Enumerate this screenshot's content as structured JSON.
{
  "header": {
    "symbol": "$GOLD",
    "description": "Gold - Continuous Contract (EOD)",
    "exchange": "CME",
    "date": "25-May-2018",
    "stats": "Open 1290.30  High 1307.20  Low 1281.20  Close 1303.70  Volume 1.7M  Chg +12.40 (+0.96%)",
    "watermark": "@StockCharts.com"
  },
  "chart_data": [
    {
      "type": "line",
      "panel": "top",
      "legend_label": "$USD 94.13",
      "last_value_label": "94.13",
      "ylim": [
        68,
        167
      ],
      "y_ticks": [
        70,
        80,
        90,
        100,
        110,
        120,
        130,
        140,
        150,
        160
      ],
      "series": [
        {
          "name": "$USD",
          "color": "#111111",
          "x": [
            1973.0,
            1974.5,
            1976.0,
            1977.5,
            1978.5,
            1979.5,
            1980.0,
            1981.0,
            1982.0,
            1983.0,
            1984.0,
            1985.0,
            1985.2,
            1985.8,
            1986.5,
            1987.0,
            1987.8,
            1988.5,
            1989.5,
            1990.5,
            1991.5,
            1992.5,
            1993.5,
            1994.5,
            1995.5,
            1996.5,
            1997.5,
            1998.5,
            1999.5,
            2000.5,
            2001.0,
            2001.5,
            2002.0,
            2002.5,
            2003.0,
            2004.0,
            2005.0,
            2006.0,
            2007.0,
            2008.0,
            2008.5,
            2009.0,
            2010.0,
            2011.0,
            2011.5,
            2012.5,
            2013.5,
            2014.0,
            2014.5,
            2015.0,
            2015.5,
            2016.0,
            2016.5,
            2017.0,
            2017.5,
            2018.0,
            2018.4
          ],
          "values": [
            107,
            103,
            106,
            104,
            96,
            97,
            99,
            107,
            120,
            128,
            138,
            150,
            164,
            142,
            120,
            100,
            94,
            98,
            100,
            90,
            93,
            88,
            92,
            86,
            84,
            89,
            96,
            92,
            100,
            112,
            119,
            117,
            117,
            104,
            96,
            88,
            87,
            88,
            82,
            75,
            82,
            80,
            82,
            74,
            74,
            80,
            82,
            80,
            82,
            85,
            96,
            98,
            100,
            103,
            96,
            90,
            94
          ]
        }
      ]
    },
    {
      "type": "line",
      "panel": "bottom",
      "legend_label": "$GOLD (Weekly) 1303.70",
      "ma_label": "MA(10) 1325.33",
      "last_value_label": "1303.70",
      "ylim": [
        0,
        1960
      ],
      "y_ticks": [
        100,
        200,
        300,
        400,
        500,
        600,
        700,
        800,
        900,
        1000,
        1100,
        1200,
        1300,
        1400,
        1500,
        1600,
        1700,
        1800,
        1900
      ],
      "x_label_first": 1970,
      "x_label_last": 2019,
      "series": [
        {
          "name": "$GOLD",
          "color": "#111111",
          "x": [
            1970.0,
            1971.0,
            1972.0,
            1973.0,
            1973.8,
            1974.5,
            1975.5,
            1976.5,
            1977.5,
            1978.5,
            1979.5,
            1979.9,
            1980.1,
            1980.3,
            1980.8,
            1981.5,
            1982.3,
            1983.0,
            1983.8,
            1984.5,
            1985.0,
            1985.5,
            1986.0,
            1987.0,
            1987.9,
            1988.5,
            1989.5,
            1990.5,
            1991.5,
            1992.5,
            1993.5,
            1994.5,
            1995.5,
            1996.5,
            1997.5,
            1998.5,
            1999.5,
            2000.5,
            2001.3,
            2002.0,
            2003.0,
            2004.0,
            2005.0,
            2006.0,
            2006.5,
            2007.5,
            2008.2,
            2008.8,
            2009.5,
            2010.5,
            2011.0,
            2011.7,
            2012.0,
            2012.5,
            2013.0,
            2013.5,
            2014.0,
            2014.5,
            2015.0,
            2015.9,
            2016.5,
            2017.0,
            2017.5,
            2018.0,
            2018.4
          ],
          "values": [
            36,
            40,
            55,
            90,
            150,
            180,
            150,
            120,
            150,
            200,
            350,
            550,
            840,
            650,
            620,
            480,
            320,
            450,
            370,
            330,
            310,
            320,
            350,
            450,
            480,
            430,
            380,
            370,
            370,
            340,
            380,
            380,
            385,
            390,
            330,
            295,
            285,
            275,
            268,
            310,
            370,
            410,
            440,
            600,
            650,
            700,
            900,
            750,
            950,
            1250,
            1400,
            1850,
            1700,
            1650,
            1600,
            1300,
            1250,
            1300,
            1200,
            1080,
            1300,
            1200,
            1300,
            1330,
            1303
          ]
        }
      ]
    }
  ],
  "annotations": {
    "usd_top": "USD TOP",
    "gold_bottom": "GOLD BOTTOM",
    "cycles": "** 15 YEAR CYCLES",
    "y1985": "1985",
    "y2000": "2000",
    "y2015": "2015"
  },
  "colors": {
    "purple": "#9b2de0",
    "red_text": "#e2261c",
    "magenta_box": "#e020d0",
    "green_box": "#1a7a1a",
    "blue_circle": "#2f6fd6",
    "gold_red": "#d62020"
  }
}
==================================================
◆ INSTRUCTIONS FOR THE TASK: Output all of the data above without any alteration.

◆ FINISHED ANSWER:
Enumerate this screenshot's content as structured JSON.
{
  "header": {
    "symbol": "$GOLD",
    "description": "Gold - Continuous Contract (EOD)",
    "exchange": "CME",
    "date": "25-May-2018",
    "stats": "Open 1290.30  High 1307.20  Low 1281.20  Close 1303.70  Volume 1.7M  Chg +12.40 (+0.96%)",
    "watermark": "@StockCharts.com"
  },
  "chart_data": [
    {
      "type": "line",
      "panel": "top",
      "legend_label": "$USD 94.13",
      "last_value_label": "94.13",
      "ylim": [
        68,
        167
      ],
      "y_ticks": [
        70,
        80,
        90,
        100,
        110,
        120,
        130,
        140,
        150,
        160
      ],
      "series": [
        {
          "name": "$USD",
          "color": "#111111",
          "x": [
            1973.0,
            1974.5,
            1976.0,
            1977.5,
            1978.5,
            1979.5,
            1980.0,
            1981.0,
            1982.0,
            1983.0,
            1984.0,
            1985.0,
            1985.2,
            1985.8,
            1986.5,
            1987.0,
            1987.8,
            1988.5,
            1989.5,
            1990.5,
            1991.5,
            1992.5,
            1993.5,
            1994.5,
            1995.5,
            1996.5,
            1997.5,
            1998.5,
            1999.5,
            2000.5,
            2001.0,
            2001.5,
            2002.0,
            2002.5,
            2003.0,
            2004.0,
            2005.0,
            2006.0,
            2007.0,
            2008.0,
            2008.5,
            2009.0,
            2010.0,
            2011.0,
            2011.5,
            2012.5,
            2013.5,
            2014.0,
            2014.5,
            2015.0,
            2015.5,
            2016.0,
            2016.5,
            2017.0,
            2017.5,
            2018.0,
            2018.4
          ],
          "values": [
            107,
            103,
            106,
            104,
            96,
            97,
            99,
            107,
            120,
            128,
            138,
            150,
            164,
            142,
            120,
            100,
            94,
            98,
            100,
            90,
            93,
            88,
            92,
            86,
            84,
            89,
            96,
            92,
            100,
            112,
            119,
            117,
            117,
            104,
            96,
            88,
            87,
            88,
            82,
            75,
            82,
            80,
            82,
            74,
            74,
            80,
            82,
            80,
            82,
            85,
            96,
            98,
            100,
            103,
            96,
            90,
            94
          ]
        }
      ]
    },
    {
      "type": "line",
      "panel": "bottom",
      "legend_label": "$GOLD (Weekly) 1303.70",
      "ma_label": "MA(10) 1325.33",
      "last_value_label": "1303.70",
      "ylim": [
        0,
        1960
      ],
      "y_ticks": [
        100,
        200,
        300,
        400,
        500,
        600,
        700,
        800,
        900,
        1000,
        1100,
        1200,
        1300,
        1400,
        1500,
        1600,
        1700,
        1800,
        1900
      ],
      "x_label_first": 1970,
      "x_label_last": 2019,
      "series": [
        {
          "name": "$GOLD",
          "color": "#111111",
          "x": [
            1970.0,
            1971.0,
            1972.0,
            1973.0,
            1973.8,
            1974.5,
            1975.5,
            1976.5,
            1977.5,
            1978.5,
            1979.5,
            1979.9,
            1980.1,
            1980.3,
            1980.8,
            1981.5,
            1982.3,
            1983.0,
            1983.8,
            1984.5,
            1985.0,
            1985.5,
            1986.0,
            1987.0,
            1987.9,
            1988.5,
            1989.5,
            1990.5,
            1991.5,
            1992.5,
            1993.5,
            1994.5,
            1995.5,
            1996.5,
            1997.5,
            1998.5,
            1999.5,
            2000.5,
            2001.3,
            2002.0,
            2003.0,
            2004.0,
            2005.0,
            2006.0,
            2006.5,
            2007.5,
            2008.2,
            2008.8,
            2009.5,
            2010.5,
            2011.0,
            2011.7,
            2012.0,
            2012.5,
            2013.0,
            2013.5,
            2014.0,
            2014.5,
            2015.0,
            2015.9,
            2016.5,
            2017.0,
            2017.5,
            2018.0,
            2018.4
          ],
          "values": [
            36,
            40,
            55,
            90,
            150,
            180,
            150,
            120,
            150,
            200,
            350,
            550,
            840,
            650,
            620,
            480,
            320,
            450,
            370,
            330,
            310,
            320,
            350,
            450,
            480,
            430,
            380,
            370,
            370,
            340,
            380,
            380,
            385,
            390,
            330,
            295,
            285,
            275,
            268,
            310,
            370,
            410,
            440,
            600,
            650,
            700,
            900,
            750,
            950,
            1250,
            1400,
            1850,
            1700,
            1650,
            1600,
            1300,
            1250,
            1300,
            1200,
            1080,
            1300,
            1200,
            1300,
            1330,
            1303
          ]
        }
      ]
    }
  ],
  "annotations": {
    "usd_top": "USD TOP",
    "gold_bottom": "GOLD BOTTOM",
    "cycles": "** 15 YEAR CYCLES",
    "y1985": "1985",
    "y2000": "2000",
    "y2015": "2015"
  },
  "colors": {
    "purple": "#9b2de0",
    "red_text": "#e2261c",
    "magenta_box": "#e020d0",
    "green_box": "#1a7a1a",
    "blue_circle": "#2f6fd6",
    "gold_red": "#d62020"
  }
}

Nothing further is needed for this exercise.